Stated exercise
Reproduce all of the data that follows, character for character.

Dataset records
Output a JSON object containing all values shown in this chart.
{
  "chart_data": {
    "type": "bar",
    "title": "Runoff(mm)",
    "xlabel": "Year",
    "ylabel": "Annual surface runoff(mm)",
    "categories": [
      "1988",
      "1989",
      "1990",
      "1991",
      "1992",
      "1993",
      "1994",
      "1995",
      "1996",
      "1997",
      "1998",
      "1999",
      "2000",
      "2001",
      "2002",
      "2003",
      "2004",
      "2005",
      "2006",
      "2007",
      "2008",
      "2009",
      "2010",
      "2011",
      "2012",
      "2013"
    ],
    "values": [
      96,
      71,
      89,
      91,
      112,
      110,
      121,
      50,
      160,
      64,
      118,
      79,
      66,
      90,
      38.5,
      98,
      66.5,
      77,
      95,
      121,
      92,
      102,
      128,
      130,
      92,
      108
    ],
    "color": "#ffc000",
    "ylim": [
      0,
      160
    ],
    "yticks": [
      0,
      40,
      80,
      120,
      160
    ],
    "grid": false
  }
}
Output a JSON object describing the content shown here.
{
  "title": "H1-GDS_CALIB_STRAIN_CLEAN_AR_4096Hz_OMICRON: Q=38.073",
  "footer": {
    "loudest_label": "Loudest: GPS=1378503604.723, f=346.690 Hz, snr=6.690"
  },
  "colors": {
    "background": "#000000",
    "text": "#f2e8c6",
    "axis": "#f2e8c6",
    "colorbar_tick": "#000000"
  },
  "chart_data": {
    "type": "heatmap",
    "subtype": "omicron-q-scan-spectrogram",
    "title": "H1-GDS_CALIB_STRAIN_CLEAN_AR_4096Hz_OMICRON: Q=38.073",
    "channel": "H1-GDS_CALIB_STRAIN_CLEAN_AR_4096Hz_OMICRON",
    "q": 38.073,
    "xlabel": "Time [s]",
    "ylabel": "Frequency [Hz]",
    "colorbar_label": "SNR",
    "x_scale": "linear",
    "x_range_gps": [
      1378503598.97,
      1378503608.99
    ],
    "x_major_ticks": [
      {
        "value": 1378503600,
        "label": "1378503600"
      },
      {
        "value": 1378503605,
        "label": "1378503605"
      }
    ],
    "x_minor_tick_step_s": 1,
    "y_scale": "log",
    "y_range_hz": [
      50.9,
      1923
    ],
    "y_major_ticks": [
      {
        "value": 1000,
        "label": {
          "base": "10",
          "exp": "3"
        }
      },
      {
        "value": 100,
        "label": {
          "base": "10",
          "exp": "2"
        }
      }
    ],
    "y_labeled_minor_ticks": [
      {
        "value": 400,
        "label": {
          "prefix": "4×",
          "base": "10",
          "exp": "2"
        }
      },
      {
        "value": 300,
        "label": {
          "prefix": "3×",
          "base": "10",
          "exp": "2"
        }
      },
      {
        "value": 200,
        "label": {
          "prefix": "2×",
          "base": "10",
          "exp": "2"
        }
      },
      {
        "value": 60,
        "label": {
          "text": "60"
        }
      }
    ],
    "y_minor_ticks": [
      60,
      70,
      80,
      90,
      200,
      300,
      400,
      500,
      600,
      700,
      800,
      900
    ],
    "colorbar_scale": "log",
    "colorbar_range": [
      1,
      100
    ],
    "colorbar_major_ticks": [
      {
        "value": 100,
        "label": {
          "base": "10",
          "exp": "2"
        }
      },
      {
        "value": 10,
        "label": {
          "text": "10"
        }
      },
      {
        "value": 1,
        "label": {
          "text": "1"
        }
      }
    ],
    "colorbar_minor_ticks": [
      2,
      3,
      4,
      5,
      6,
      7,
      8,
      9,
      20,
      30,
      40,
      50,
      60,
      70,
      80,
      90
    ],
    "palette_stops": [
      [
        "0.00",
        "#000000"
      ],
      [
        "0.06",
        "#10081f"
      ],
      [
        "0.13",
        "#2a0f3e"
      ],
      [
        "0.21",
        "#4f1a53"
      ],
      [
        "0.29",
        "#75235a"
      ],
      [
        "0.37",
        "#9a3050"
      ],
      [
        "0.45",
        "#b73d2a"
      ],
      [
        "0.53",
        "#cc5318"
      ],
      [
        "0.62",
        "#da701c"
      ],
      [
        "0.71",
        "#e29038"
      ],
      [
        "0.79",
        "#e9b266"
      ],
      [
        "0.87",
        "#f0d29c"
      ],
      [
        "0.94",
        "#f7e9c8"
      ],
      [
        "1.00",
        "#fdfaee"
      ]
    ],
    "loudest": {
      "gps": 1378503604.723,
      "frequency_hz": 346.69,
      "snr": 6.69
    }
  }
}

Task solution
Output a JSON object containing all values shown in this chart.
{
  "chart_data": {
    "type": "bar",
    "title": "Runoff(mm)",
    "xlabel": "Year",
    "ylabel": "Annual surface runoff(mm)",
    "categories": [
      "1988",
      "1989",
      "1990",
      "1991",
      "1992",
      "1993",
      "1994",
      "1995",
      "1996",
      "1997",
      "1998",
      "1999",
      "2000",
      "2001",
      "2002",
      "2003",
      "2004",
      "2005",
      "2006",
      "2007",
      "2008",
      "2009",
      "2010",
      "2011",
      "2012",
      "2013"
    ],
    "values": [
      96,
      71,
      89,
      91,
      112,
      110,
      121,
      50,
      160,
      64,
      118,
      79,
      66,
      90,
      38.5,
      98,
      66.5,
      77,
      95,
      121,
      92,
      102,
      128,
      130,
      92,
      108
    ],
    "color": "#ffc000",
    "ylim": [
      0,
      160
    ],
    "yticks": [
      0,
      40,
      80,
      120,
      160
    ],
    "grid": false
  }
}
Output a JSON object describing the content shown here.
{
  "title": "H1-GDS_CALIB_STRAIN_CLEAN_AR_4096Hz_OMICRON: Q=38.073",
  "footer": {
    "loudest_label": "Loudest: GPS=1378503604.723, f=346.690 Hz, snr=6.690"
  },
  "colors": {
    "background": "#000000",
    "text": "#f2e8c6",
    "axis": "#f2e8c6",
    "colorbar_tick": "#000000"
  },
  "chart_data": {
    "type": "heatmap",
    "subtype": "omicron-q-scan-spectrogram",
    "title": "H1-GDS_CALIB_STRAIN_CLEAN_AR_4096Hz_OMICRON: Q=38.073",
    "channel": "H1-GDS_CALIB_STRAIN_CLEAN_AR_4096Hz_OMICRON",
    "q": 38.073,
    "xlabel": "Time [s]",
    "ylabel": "Frequency [Hz]",
    "colorbar_label": "SNR",
    "x_scale": "linear",
    "x_range_gps": [
      1378503598.97,
      1378503608.99
    ],
    "x_major_ticks": [
      {
        "value": 1378503600,
        "label": "1378503600"
      },
      {
        "value": 1378503605,
        "label": "1378503605"
      }
    ],
    "x_minor_tick_step_s": 1,
    "y_scale": "log",
    "y_range_hz": [
      50.9,
      1923
    ],
    "y_major_ticks": [
      {
        "value": 1000,
        "label": {
          "base": "10",
          "exp": "3"
        }
      },
      {
        "value": 100,
        "label": {
          "base": "10",
          "exp": "2"
        }
      }
    ],
    "y_labeled_minor_ticks": [
      {
        "value": 400,
        "label": {
          "prefix": "4×",
          "base": "10",
          "exp": "2"
        }
      },
      {
        "value": 300,
        "label": {
          "prefix": "3×",
          "base": "10",
          "exp": "2"
        }
      },
      {
        "value": 200,
        "label": {
          "prefix": "2×",
          "base": "10",
          "exp": "2"
        }
      },
      {
        "value": 60,
        "label": {
          "text": "60"
        }
      }
    ],
    "y_minor_ticks": [
      60,
      70,
      80,
      90,
      200,
      300,
      400,
      500,
      600,
      700,
      800,
      900
    ],
    "colorbar_scale": "log",
    "colorbar_range": [
      1,
      100
    ],
    "colorbar_major_ticks": [
      {
        "value": 100,
        "label": {
          "base": "10",
          "exp": "2"
        }
      },
      {
        "value": 10,
        "label": {
          "text": "10"
        }
      },
      {
        "value": 1,
        "label": {
          "text": "1"
        }
      }
    ],
    "colorbar_minor_ticks": [
      2,
      3,
      4,
      5,
      6,
      7,
      8,
      9,
      20,
      30,
      40,
      50,
      60,
      70,
      80,
      90
    ],
    "palette_stops": [
      [
        "0.00",
        "#000000"
      ],
      [
        "0.06",
        "#10081f"
      ],
      [
        "0.13",
        "#2a0f3e"
      ],
      [
        "0.21",
        "#4f1a53"
      ],
      [
        "0.29",
        "#75235a"
      ],
      [
        "0.37",
        "#9a3050"
      ],
      [
        "0.45",
        "#b73d2a"
      ],
      [
        "0.53",
        "#cc5318"
      ],
      [
        "0.62",
        "#da701c"
      ],
      [
        "0.71",
        "#e29038"
      ],
      [
        "0.79",
        "#e9b266"
      ],
      [
        "0.87",
        "#f0d29c"
      ],
      [
        "0.94",
        "#f7e9c8"
      ],
      [
        "1.00",
        "#fdfaee"
      ]
    ],
    "loudest": {
      "gps": 1378503604.723,
      "frequency_hz": 346.69,
      "snr": 6.69
    }
  }
}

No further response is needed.